In the records below, find the line containing "Read the values", then extract that line and all subsequent lines exactly, leaving out everything else.
- - -
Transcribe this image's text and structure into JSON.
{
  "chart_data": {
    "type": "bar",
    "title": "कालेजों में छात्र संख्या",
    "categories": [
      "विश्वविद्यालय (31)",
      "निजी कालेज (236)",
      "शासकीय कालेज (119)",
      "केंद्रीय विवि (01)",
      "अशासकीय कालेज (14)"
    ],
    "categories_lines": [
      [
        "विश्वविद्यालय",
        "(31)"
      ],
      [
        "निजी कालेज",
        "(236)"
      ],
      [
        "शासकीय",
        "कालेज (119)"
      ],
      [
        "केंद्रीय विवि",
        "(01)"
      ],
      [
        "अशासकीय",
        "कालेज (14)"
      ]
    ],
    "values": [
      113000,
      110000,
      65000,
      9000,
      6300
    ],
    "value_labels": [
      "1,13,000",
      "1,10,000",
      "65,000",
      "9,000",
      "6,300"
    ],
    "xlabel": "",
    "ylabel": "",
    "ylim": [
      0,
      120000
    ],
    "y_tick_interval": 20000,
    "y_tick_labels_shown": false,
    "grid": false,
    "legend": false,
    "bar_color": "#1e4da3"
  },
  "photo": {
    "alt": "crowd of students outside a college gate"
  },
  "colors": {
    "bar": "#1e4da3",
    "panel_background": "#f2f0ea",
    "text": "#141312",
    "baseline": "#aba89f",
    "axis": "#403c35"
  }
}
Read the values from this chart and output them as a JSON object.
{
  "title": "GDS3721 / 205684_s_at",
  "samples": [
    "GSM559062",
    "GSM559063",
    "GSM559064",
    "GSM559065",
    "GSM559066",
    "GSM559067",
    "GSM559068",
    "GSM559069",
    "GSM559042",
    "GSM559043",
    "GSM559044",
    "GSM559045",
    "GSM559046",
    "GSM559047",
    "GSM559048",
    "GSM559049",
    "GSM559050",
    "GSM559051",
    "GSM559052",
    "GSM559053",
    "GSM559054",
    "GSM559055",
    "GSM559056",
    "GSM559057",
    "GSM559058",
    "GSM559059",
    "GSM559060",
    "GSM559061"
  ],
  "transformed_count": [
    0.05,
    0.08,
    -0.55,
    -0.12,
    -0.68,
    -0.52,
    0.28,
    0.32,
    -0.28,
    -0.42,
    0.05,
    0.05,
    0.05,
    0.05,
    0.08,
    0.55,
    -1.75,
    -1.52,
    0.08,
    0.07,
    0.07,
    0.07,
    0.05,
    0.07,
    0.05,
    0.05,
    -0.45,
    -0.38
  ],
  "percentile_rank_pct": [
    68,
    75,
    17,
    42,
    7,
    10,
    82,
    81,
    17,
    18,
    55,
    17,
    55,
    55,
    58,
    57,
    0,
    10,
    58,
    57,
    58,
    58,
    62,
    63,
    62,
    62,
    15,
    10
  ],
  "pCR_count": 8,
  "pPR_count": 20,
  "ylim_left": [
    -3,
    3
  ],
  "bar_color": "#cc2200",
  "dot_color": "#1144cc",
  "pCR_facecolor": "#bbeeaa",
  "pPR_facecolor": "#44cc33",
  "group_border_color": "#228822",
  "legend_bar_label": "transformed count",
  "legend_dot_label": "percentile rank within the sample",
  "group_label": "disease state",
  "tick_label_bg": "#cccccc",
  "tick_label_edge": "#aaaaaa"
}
- - -
**Solution below**:
Read the values from this chart and output them as a JSON object.
{
  "title": "GDS3721 / 205684_s_at",
  "samples": [
    "GSM559062",
    "GSM559063",
    "GSM559064",
    "GSM559065",
    "GSM559066",
    "GSM559067",
    "GSM559068",
    "GSM559069",
    "GSM559042",
    "GSM559043",
    "GSM559044",
    "GSM559045",
    "GSM559046",
    "GSM559047",
    "GSM559048",
    "GSM559049",
    "GSM559050",
    "GSM559051",
    "GSM559052",
    "GSM559053",
    "GSM559054",
    "GSM559055",
    "GSM559056",
    "GSM559057",
    "GSM559058",
    "GSM559059",
    "GSM559060",
    "GSM559061"
  ],
  "transformed_count": [
    0.05,
    0.08,
    -0.55,
    -0.12,
    -0.68,
    -0.52,
    0.28,
    0.32,
    -0.28,
    -0.42,
    0.05,
    0.05,
    0.05,
    0.05,
    0.08,
    0.55,
    -1.75,
    -1.52,
    0.08,
    0.07,
    0.07,
    0.07,
    0.05,
    0.07,
    0.05,
    0.05,
    -0.45,
    -0.38
  ],
  "percentile_rank_pct": [
    68,
    75,
    17,
    42,
    7,
    10,
    82,
    81,
    17,
    18,
    55,
    17,
    55,
    55,
    58,
    57,
    0,
    10,
    58,
    57,
    58,
    58,
    62,
    63,
    62,
    62,
    15,
    10
  ],
  "pCR_count": 8,
  "pPR_count": 20,
  "ylim_left": [
    -3,
    3
  ],
  "bar_color": "#cc2200",
  "dot_color": "#1144cc",
  "pCR_facecolor": "#bbeeaa",
  "pPR_facecolor": "#44cc33",
  "group_border_color": "#228822",
  "legend_bar_label": "transformed count",
  "legend_dot_label": "percentile rank within the sample",
  "group_label": "disease state",
  "tick_label_bg": "#cccccc",
  "tick_label_edge": "#aaaaaa"
}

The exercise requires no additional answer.